* **PROBLEM SET**
A. In the piece on virtual influencers in Malaysia, what does the hybrid model combine?
B. Rewrite the part of the piece on virtual influencers in Malaysia that opens with the words "This hybrid model" and closes with "creator industry significantly.", replacing "efficiency" with "speed".

* **SOURCE EXTRACT**

- - -

A virtual influencer could generate awareness through creative content, while human creators deliver reviews, testimonials, and community engagement.
This hybrid model combines efficiency with authenticity.
Will AI Replace Human Creators In Malaysia?
Probably not, but it will change the creator industry significantly.
AI is likely to automate certain forms of repetitive content creation and reduce demand for highly generic influencer content.
However, the qualities that make many creators successful remain difficult to replicate, including:
- Authenticity
- Expertise
- Personality
- Trust
- Real experiences
- Community relationships
As AI-generated content becomes more common, genuinely human content may become even more valuable.
Creators who adapt, use AI tools wisely, and continue delivering unique value are likely to remain highly competitive.
Virtual Influencers and the Future of Marketing
Virtual influencers are likely to become a permanent part of the marketing landscape, including in Malaysia. However, rather than replacing human creators entirely, they will more likely reshape how brands approach content creation, audience engagement, and influencer partnerships.
The businesses that gain the greatest advantage will not be those choosing between humans and AI, but those learning how to combine both effectively. If you’re looking to build stronger online visibility through SEO-driven content, digital PR, and strategic brand positioning, PRESS PR Agency is Malaysia’s trusted PR agency that can help create campaigns that connect with both search engines and real audiences.
Sources
Malaysia & regional coverage
- Channel News Asia (CNA) – Big Read: AI influencers and advertising
- Vulcan Post – Coverage of virtual/robot influencers in Malaysia (includes Avina)
- Marketing Interactive – AirAsia’s virtual influencer Miss AVA
- SAYS – SPARK’s AI-generated influencer personas (Liz and Adam)
- The Malaysian Reserve – MCMC considering labelling rules for AI-generated social media content
- New Straits Times – MCMC governance / deepfake and AI regulatory considerations
Global context
- Aww Inc. – imma (official creator/producer information)
- Wired – Coverage of CGI celebrities and virtual influencers
- Marketing Brew – Brand use of virtual influencers (incl. Lil Miquela)

- - -

* **EXTRACTED MATERIAL**

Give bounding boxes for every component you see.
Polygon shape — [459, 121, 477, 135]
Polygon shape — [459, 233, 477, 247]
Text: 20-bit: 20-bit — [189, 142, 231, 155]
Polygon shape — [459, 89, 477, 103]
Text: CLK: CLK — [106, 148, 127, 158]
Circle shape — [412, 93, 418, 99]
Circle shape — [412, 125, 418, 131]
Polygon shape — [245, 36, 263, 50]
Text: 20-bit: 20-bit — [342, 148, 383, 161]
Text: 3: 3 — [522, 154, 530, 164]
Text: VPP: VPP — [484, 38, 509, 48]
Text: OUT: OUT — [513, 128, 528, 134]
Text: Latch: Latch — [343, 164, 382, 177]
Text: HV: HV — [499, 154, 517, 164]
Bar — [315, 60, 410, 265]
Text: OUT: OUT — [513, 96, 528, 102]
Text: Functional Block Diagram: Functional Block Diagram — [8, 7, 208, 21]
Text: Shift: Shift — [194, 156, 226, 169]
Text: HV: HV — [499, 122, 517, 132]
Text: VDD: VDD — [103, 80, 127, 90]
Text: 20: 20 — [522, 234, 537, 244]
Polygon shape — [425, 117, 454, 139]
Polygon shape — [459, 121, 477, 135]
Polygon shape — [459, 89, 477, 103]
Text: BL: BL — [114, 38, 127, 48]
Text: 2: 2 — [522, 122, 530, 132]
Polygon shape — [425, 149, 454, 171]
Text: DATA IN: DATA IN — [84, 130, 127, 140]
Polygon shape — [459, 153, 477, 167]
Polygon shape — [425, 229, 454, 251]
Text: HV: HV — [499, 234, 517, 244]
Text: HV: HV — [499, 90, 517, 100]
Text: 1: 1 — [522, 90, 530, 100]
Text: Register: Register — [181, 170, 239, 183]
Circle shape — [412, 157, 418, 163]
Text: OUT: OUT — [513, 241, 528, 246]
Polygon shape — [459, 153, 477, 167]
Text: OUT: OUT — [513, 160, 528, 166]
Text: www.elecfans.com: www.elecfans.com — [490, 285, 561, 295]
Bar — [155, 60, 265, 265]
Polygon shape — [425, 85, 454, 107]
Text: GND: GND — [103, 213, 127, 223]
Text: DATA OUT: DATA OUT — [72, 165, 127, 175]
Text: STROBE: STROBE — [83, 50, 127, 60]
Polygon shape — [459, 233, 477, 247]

- - -

* **ANSWER SET**
A. Efficiency with authenticity.

B.
This hybrid model combines speed with authenticity.
Will AI Replace Human Creators In Malaysia?
Probably not, but it will change the creator industry significantly.